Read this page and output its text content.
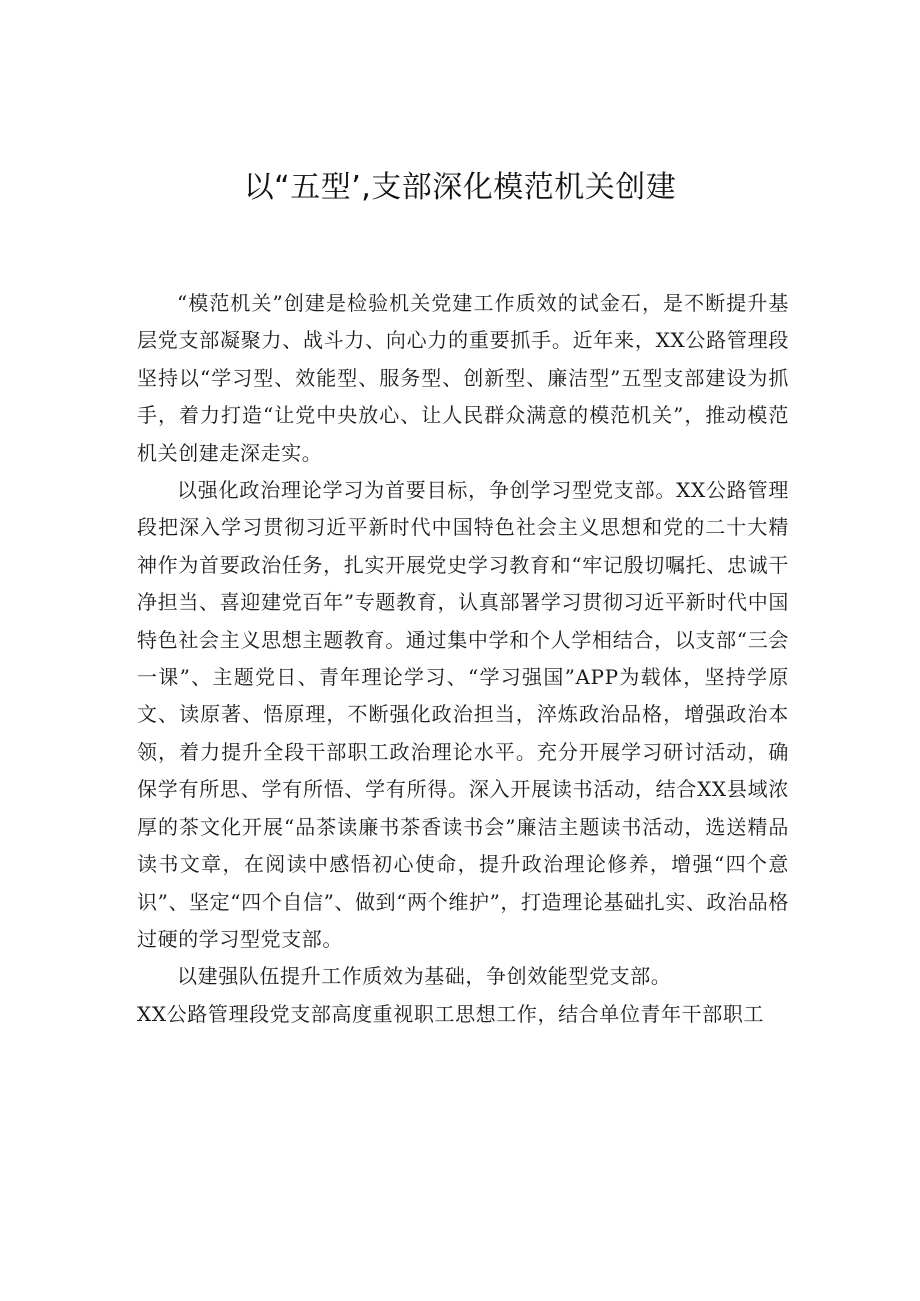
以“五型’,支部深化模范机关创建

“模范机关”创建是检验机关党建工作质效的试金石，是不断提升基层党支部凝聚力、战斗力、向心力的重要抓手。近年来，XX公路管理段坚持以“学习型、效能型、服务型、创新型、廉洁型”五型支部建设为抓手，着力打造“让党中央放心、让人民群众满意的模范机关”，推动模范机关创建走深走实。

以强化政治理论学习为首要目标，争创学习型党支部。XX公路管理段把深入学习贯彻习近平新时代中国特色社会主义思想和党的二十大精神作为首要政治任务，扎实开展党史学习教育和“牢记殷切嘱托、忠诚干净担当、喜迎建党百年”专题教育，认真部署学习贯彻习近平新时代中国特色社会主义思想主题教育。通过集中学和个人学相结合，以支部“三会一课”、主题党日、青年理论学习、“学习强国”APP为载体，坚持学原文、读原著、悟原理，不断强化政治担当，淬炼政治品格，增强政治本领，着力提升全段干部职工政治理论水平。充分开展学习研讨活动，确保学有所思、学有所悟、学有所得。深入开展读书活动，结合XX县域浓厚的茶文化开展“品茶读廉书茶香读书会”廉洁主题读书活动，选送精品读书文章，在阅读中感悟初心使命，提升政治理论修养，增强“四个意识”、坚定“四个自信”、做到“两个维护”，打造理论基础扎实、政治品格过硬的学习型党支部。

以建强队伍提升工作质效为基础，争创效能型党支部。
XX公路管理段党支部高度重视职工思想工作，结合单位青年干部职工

***

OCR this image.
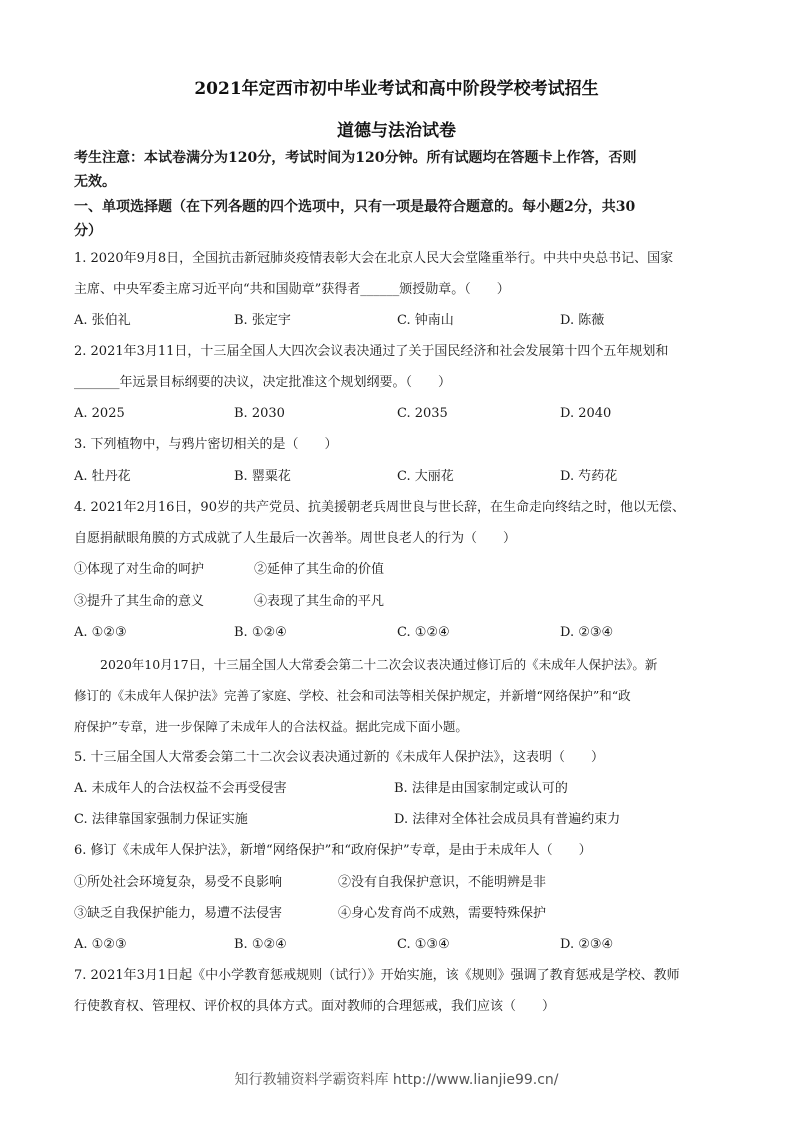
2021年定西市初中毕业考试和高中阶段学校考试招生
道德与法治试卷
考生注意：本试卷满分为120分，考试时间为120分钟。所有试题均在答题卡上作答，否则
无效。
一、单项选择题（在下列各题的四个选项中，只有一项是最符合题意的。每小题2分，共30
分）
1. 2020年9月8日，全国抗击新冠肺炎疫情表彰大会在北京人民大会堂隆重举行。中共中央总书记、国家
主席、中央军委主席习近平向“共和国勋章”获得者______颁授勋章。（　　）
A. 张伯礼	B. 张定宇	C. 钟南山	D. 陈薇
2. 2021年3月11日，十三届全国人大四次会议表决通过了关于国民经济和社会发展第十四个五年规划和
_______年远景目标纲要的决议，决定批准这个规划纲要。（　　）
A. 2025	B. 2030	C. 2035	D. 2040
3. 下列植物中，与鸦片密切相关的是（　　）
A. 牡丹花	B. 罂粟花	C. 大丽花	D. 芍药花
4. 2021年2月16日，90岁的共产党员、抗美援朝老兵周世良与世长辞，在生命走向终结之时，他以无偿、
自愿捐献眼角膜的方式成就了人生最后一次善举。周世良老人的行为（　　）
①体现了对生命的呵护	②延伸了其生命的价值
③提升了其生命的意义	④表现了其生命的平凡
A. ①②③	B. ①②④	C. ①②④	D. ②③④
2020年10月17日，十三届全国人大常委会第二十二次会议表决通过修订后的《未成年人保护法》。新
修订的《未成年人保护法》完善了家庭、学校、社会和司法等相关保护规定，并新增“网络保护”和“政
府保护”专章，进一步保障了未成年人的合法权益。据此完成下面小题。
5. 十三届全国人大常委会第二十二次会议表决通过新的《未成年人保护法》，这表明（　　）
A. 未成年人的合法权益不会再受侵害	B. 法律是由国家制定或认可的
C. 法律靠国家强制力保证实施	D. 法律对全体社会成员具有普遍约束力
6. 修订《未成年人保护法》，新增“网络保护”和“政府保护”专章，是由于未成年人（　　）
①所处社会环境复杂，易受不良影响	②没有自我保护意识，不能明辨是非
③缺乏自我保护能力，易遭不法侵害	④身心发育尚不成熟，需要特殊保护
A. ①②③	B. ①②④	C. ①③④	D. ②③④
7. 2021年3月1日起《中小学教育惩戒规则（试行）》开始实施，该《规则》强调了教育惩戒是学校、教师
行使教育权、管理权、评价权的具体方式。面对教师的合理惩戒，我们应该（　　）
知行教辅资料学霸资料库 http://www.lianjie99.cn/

***

What is required :: From the records, copy every line that has the string "this" in it.

Answer for the task ::
Read this page and output its text content.
OCR this image.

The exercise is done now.